**RECORD EXCERPTS:**
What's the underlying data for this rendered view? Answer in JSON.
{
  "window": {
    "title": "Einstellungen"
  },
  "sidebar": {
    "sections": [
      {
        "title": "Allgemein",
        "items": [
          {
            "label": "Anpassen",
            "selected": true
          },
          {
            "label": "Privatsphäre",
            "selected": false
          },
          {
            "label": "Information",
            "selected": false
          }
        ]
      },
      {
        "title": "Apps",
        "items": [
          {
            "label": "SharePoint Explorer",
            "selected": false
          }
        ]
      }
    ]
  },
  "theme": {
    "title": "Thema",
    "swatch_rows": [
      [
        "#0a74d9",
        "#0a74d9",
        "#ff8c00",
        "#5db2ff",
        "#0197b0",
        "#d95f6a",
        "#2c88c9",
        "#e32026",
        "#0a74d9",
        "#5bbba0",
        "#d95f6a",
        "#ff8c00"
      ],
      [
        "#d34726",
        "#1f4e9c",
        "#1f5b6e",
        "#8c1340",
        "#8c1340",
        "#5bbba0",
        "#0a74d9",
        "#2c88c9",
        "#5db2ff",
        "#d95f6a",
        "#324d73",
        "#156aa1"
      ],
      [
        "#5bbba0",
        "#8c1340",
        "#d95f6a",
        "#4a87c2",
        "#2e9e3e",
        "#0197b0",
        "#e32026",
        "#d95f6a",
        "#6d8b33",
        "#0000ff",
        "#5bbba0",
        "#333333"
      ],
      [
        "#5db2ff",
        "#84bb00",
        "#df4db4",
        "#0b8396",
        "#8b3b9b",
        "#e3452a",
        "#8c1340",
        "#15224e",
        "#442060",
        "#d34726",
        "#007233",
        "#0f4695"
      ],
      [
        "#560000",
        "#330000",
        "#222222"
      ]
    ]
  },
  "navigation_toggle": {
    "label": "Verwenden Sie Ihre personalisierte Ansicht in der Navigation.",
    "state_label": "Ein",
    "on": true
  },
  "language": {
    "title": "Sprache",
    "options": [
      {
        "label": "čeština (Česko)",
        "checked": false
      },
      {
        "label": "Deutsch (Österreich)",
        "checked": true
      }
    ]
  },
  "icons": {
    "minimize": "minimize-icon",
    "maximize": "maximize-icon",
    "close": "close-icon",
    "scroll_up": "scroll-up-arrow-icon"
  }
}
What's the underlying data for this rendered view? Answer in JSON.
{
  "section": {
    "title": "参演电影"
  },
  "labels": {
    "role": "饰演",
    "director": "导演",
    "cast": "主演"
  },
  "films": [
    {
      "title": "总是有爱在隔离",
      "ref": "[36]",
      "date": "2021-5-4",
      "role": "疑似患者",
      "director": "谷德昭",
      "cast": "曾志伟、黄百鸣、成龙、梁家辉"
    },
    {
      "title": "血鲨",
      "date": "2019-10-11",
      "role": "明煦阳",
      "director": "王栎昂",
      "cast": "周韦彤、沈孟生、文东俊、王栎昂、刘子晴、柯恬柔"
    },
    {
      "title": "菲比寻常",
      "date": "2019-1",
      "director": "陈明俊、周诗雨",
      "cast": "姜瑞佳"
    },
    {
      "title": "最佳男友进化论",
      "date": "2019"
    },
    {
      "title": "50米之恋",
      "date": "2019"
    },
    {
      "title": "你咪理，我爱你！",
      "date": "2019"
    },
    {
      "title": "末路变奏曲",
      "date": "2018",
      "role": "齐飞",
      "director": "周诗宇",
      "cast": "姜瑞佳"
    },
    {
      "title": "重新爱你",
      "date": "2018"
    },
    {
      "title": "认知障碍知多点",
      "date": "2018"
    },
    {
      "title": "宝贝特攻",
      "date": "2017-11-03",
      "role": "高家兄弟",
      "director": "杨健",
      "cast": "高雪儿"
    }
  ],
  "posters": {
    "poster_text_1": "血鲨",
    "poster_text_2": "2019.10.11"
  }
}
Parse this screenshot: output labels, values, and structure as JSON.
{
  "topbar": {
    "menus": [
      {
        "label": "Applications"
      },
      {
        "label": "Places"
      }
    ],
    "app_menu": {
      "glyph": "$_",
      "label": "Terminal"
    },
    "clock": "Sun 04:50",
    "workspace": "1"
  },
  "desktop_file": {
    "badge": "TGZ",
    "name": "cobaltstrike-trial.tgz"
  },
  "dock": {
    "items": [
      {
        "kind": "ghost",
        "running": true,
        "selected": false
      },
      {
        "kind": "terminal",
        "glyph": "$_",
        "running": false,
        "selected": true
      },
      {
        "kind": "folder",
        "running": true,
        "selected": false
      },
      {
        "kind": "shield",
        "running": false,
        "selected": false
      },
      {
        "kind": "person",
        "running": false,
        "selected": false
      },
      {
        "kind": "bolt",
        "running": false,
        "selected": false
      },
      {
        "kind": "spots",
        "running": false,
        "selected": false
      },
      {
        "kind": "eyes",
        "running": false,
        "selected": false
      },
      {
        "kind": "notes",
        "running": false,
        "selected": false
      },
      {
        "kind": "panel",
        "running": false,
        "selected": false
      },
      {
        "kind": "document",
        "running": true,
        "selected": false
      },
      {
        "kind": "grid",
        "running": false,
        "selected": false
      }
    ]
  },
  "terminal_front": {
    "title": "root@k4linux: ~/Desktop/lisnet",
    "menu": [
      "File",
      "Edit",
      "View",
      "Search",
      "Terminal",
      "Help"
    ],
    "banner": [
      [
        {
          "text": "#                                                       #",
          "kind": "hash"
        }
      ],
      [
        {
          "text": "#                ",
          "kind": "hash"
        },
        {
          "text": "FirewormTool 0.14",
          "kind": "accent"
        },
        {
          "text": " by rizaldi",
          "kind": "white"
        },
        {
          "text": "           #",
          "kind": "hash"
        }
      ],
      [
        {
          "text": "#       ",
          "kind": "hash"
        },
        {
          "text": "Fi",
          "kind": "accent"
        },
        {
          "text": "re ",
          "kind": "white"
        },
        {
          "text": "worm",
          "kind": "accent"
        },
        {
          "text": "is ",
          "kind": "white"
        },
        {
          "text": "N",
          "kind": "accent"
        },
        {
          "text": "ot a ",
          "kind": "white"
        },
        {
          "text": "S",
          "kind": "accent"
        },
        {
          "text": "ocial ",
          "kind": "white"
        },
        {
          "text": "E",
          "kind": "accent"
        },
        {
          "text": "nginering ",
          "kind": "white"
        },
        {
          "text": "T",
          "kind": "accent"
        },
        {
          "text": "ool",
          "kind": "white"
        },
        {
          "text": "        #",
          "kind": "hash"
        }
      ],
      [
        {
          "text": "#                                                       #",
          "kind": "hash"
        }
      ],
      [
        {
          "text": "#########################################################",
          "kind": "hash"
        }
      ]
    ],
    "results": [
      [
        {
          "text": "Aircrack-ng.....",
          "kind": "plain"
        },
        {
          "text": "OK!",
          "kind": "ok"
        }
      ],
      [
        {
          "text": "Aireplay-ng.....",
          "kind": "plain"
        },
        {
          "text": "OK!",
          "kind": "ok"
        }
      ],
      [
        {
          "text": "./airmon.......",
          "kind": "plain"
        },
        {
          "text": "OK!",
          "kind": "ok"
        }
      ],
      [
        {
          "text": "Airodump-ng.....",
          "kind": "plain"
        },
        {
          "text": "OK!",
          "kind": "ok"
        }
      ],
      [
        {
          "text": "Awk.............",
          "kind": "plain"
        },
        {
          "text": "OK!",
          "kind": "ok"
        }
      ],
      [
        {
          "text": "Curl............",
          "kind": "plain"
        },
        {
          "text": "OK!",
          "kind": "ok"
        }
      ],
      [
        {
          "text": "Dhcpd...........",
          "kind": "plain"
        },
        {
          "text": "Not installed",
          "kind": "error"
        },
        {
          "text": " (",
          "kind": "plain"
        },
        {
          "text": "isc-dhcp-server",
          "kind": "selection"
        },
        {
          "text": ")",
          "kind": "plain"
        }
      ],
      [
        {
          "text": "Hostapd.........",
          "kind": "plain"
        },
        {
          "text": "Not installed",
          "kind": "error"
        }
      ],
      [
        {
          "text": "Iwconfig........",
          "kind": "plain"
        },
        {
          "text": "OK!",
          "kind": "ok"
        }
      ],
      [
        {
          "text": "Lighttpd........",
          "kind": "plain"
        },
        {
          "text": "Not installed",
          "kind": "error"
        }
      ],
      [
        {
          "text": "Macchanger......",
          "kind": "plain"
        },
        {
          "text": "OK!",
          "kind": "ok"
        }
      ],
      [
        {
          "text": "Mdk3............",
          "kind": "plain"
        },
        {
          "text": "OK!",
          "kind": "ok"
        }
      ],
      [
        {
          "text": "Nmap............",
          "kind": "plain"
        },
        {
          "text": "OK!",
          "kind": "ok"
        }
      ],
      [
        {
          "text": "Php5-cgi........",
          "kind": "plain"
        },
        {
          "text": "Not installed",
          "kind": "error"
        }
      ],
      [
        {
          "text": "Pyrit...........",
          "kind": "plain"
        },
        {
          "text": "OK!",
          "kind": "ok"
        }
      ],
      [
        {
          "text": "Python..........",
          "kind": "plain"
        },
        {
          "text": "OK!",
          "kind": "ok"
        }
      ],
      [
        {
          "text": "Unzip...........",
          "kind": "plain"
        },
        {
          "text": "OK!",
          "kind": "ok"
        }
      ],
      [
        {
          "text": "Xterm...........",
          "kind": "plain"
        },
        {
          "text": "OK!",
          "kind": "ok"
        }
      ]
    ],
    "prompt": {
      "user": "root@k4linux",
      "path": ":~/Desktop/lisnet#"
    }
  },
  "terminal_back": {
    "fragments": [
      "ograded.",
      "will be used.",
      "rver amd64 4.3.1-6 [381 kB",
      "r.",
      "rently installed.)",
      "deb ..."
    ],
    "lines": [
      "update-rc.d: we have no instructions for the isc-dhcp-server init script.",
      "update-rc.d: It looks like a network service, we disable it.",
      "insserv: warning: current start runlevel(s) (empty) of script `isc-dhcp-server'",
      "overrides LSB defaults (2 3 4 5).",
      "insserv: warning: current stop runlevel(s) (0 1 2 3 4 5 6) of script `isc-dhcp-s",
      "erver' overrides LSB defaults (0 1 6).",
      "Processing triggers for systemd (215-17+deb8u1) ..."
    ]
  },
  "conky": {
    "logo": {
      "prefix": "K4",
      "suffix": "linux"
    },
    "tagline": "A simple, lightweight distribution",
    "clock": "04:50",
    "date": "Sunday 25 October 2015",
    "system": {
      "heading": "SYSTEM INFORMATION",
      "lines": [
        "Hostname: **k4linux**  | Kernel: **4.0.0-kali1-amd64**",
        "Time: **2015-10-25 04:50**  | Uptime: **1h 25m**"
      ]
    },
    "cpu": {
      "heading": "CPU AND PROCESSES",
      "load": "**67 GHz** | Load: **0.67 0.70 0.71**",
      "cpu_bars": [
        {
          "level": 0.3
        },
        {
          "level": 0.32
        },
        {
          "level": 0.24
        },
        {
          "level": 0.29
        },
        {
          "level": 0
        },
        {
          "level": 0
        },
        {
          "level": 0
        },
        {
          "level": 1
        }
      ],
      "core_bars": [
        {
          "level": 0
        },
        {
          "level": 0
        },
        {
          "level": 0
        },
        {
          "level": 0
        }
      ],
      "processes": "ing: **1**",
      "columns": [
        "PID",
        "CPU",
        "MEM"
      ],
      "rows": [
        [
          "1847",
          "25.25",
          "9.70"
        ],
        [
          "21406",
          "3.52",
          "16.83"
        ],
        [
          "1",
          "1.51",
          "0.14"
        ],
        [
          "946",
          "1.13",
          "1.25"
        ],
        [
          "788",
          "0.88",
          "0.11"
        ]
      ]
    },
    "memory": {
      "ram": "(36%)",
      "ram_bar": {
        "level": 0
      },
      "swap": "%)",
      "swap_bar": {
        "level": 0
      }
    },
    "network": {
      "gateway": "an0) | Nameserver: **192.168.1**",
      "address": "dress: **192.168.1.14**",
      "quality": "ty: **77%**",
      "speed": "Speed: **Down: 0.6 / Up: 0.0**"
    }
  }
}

**WHAT YOU ARE ASKED TO DO:**
Make a list of all lines in the data that contain "role".

**FINAL RESULT:**
    "role": "饰演",
      "role": "疑似患者",
      "role": "明煦阳",
      "role": "齐飞",
      "role": "高家兄弟",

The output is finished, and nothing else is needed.